* Provided records
########################################
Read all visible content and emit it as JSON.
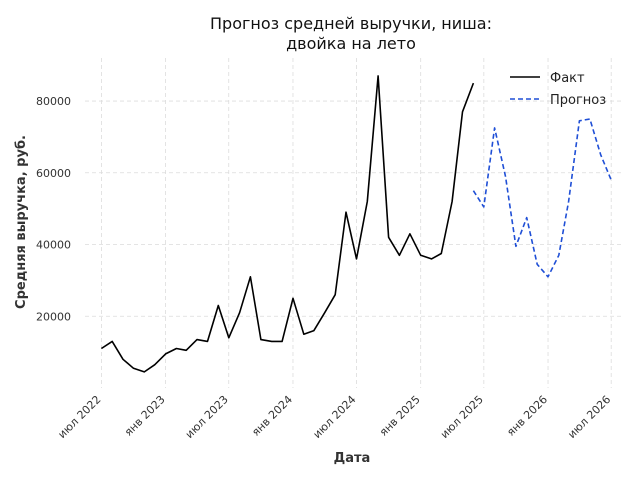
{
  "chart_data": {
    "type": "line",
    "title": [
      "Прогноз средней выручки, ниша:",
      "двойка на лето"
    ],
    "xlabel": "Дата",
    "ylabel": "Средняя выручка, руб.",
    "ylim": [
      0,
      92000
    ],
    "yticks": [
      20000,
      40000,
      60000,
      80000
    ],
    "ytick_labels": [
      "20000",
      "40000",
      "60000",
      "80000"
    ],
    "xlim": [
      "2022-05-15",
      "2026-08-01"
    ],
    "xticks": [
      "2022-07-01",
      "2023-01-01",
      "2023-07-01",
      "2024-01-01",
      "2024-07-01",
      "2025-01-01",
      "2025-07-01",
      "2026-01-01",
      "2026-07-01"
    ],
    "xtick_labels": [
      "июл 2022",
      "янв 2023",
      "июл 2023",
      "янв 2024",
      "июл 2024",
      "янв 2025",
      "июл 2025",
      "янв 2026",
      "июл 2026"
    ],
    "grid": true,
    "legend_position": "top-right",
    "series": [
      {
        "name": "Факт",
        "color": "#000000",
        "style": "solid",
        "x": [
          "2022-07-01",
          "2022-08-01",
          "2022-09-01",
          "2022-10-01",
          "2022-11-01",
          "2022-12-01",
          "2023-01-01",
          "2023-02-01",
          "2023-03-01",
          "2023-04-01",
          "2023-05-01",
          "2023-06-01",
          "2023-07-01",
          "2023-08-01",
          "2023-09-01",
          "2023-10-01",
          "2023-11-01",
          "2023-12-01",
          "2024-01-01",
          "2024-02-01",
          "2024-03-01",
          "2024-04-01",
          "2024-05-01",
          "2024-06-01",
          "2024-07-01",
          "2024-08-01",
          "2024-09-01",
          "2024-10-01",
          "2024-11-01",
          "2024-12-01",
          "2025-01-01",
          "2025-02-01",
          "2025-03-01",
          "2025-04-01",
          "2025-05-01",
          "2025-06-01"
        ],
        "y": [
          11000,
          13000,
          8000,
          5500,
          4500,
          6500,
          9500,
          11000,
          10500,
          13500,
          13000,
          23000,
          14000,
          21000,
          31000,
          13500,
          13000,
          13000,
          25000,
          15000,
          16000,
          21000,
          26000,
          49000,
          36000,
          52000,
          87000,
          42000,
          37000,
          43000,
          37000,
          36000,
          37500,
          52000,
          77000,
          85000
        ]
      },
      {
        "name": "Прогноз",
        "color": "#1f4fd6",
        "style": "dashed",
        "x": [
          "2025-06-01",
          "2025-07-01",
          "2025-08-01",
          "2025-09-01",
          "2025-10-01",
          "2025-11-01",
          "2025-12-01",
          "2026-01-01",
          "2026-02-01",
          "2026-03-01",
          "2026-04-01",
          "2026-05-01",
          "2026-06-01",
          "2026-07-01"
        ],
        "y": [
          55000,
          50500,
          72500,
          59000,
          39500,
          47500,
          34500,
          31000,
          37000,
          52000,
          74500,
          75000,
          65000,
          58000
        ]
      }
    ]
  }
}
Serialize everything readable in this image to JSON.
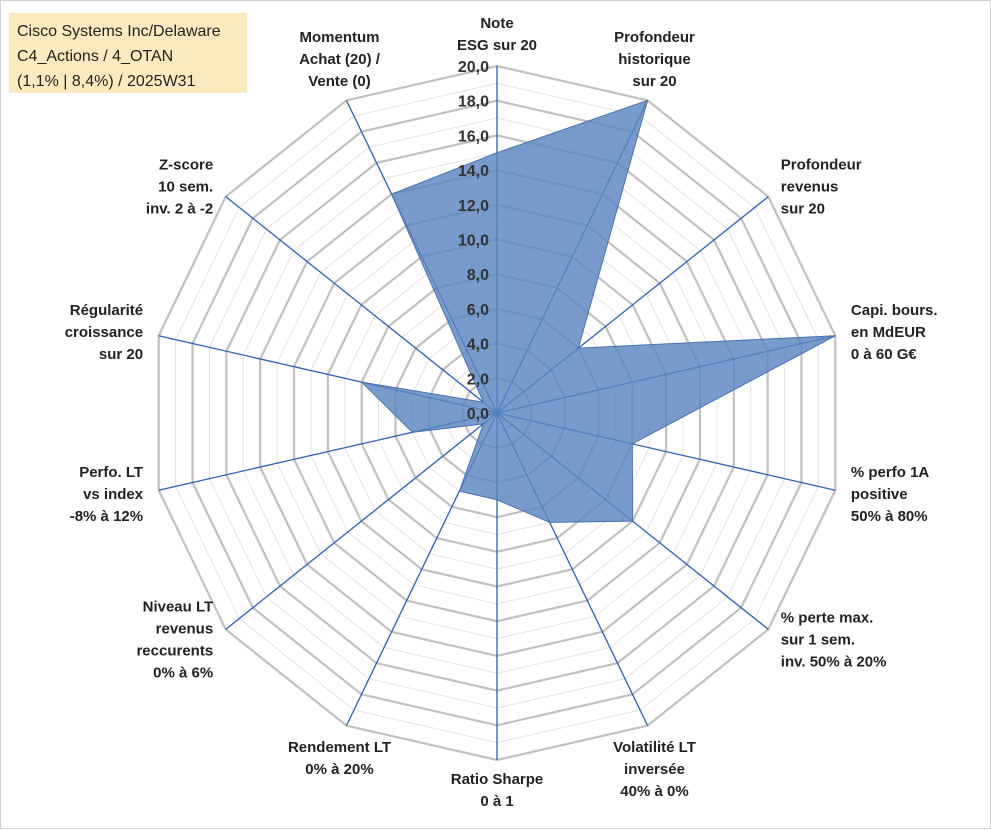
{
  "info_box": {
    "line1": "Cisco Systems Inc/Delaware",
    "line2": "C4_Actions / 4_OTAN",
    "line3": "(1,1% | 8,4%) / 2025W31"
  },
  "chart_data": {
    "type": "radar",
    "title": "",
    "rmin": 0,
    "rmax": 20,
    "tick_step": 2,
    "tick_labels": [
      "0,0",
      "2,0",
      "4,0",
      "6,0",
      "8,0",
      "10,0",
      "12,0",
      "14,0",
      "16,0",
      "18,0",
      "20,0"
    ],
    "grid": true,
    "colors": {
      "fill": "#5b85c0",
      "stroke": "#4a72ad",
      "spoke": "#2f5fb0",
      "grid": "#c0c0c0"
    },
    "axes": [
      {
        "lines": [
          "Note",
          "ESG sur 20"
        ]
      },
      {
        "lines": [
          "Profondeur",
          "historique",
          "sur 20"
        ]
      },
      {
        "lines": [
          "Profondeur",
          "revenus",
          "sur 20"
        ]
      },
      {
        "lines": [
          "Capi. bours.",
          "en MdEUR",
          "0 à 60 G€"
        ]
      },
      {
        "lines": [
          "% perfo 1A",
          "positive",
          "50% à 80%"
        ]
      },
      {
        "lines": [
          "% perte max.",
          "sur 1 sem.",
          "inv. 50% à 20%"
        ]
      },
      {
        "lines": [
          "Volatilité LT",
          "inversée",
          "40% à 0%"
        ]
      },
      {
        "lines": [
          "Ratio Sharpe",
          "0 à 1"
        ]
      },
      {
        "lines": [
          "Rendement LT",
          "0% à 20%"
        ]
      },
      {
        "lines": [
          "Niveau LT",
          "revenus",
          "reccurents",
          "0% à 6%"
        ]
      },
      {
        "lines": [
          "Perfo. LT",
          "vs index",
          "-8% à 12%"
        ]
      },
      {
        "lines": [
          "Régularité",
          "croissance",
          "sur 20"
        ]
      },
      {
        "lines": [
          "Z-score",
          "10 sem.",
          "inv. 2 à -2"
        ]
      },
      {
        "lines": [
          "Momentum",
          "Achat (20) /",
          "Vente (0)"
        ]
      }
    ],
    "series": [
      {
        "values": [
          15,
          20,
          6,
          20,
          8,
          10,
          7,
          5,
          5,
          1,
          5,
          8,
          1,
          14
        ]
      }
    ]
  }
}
########################################
* What the exercise asks
Working from the lines above, reproduce the material exactly and exclude its pictures.

* Output for this task
Read all visible content and emit it as JSON.
{
  "chart_data": {
    "type": "line",
    "title": [
      "Прогноз средней выручки, ниша:",
      "двойка на лето"
    ],
    "xlabel": "Дата",
    "ylabel": "Средняя выручка, руб.",
    "ylim": [
      0,
      92000
    ],
    "yticks": [
      20000,
      40000,
      60000,
      80000
    ],
    "ytick_labels": [
      "20000",
      "40000",
      "60000",
      "80000"
    ],
    "xlim": [
      "2022-05-15",
      "2026-08-01"
    ],
    "xticks": [
      "2022-07-01",
      "2023-01-01",
      "2023-07-01",
      "2024-01-01",
      "2024-07-01",
      "2025-01-01",
      "2025-07-01",
      "2026-01-01",
      "2026-07-01"
    ],
    "xtick_labels": [
      "июл 2022",
      "янв 2023",
      "июл 2023",
      "янв 2024",
      "июл 2024",
      "янв 2025",
      "июл 2025",
      "янв 2026",
      "июл 2026"
    ],
    "grid": true,
    "legend_position": "top-right",
    "series": [
      {
        "name": "Факт",
        "color": "#000000",
        "style": "solid",
        "x": [
          "2022-07-01",
          "2022-08-01",
          "2022-09-01",
          "2022-10-01",
          "2022-11-01",
          "2022-12-01",
          "2023-01-01",
          "2023-02-01",
          "2023-03-01",
          "2023-04-01",
          "2023-05-01",
          "2023-06-01",
          "2023-07-01",
          "2023-08-01",
          "2023-09-01",
          "2023-10-01",
          "2023-11-01",
          "2023-12-01",
          "2024-01-01",
          "2024-02-01",
          "2024-03-01",
          "2024-04-01",
          "2024-05-01",
          "2024-06-01",
          "2024-07-01",
          "2024-08-01",
          "2024-09-01",
          "2024-10-01",
          "2024-11-01",
          "2024-12-01",
          "2025-01-01",
          "2025-02-01",
          "2025-03-01",
          "2025-04-01",
          "2025-05-01",
          "2025-06-01"
        ],
        "y": [
          11000,
          13000,
          8000,
          5500,
          4500,
          6500,
          9500,
          11000,
          10500,
          13500,
          13000,
          23000,
          14000,
          21000,
          31000,
          13500,
          13000,
          13000,
          25000,
          15000,
          16000,
          21000,
          26000,
          49000,
          36000,
          52000,
          87000,
          42000,
          37000,
          43000,
          37000,
          36000,
          37500,
          52000,
          77000,
          85000
        ]
      },
      {
        "name": "Прогноз",
        "color": "#1f4fd6",
        "style": "dashed",
        "x": [
          "2025-06-01",
          "2025-07-01",
          "2025-08-01",
          "2025-09-01",
          "2025-10-01",
          "2025-11-01",
          "2025-12-01",
          "2026-01-01",
          "2026-02-01",
          "2026-03-01",
          "2026-04-01",
          "2026-05-01",
          "2026-06-01",
          "2026-07-01"
        ],
        "y": [
          55000,
          50500,
          72500,
          59000,
          39500,
          47500,
          34500,
          31000,
          37000,
          52000,
          74500,
          75000,
          65000,
          58000
        ]
      }
    ]
  }
}
Serialize everything readable in this image to JSON.
{
  "info_box": {
    "line1": "Cisco Systems Inc/Delaware",
    "line2": "C4_Actions / 4_OTAN",
    "line3": "(1,1% | 8,4%) / 2025W31"
  },
  "chart_data": {
    "type": "radar",
    "title": "",
    "rmin": 0,
    "rmax": 20,
    "tick_step": 2,
    "tick_labels": [
      "0,0",
      "2,0",
      "4,0",
      "6,0",
      "8,0",
      "10,0",
      "12,0",
      "14,0",
      "16,0",
      "18,0",
      "20,0"
    ],
    "grid": true,
    "colors": {
      "fill": "#5b85c0",
      "stroke": "#4a72ad",
      "spoke": "#2f5fb0",
      "grid": "#c0c0c0"
    },
    "axes": [
      {
        "lines": [
          "Note",
          "ESG sur 20"
        ]
      },
      {
        "lines": [
          "Profondeur",
          "historique",
          "sur 20"
        ]
      },
      {
        "lines": [
          "Profondeur",
          "revenus",
          "sur 20"
        ]
      },
      {
        "lines": [
          "Capi. bours.",
          "en MdEUR",
          "0 à 60 G€"
        ]
      },
      {
        "lines": [
          "% perfo 1A",
          "positive",
          "50% à 80%"
        ]
      },
      {
        "lines": [
          "% perte max.",
          "sur 1 sem.",
          "inv. 50% à 20%"
        ]
      },
      {
        "lines": [
          "Volatilité LT",
          "inversée",
          "40% à 0%"
        ]
      },
      {
        "lines": [
          "Ratio Sharpe",
          "0 à 1"
        ]
      },
      {
        "lines": [
          "Rendement LT",
          "0% à 20%"
        ]
      },
      {
        "lines": [
          "Niveau LT",
          "revenus",
          "reccurents",
          "0% à 6%"
        ]
      },
      {
        "lines": [
          "Perfo. LT",
          "vs index",
          "-8% à 12%"
        ]
      },
      {
        "lines": [
          "Régularité",
          "croissance",
          "sur 20"
        ]
      },
      {
        "lines": [
          "Z-score",
          "10 sem.",
          "inv. 2 à -2"
        ]
      },
      {
        "lines": [
          "Momentum",
          "Achat (20) /",
          "Vente (0)"
        ]
      }
    ],
    "series": [
      {
        "values": [
          15,
          20,
          6,
          20,
          8,
          10,
          7,
          5,
          5,
          1,
          5,
          8,
          1,
          14
        ]
      }
    ]
  }
}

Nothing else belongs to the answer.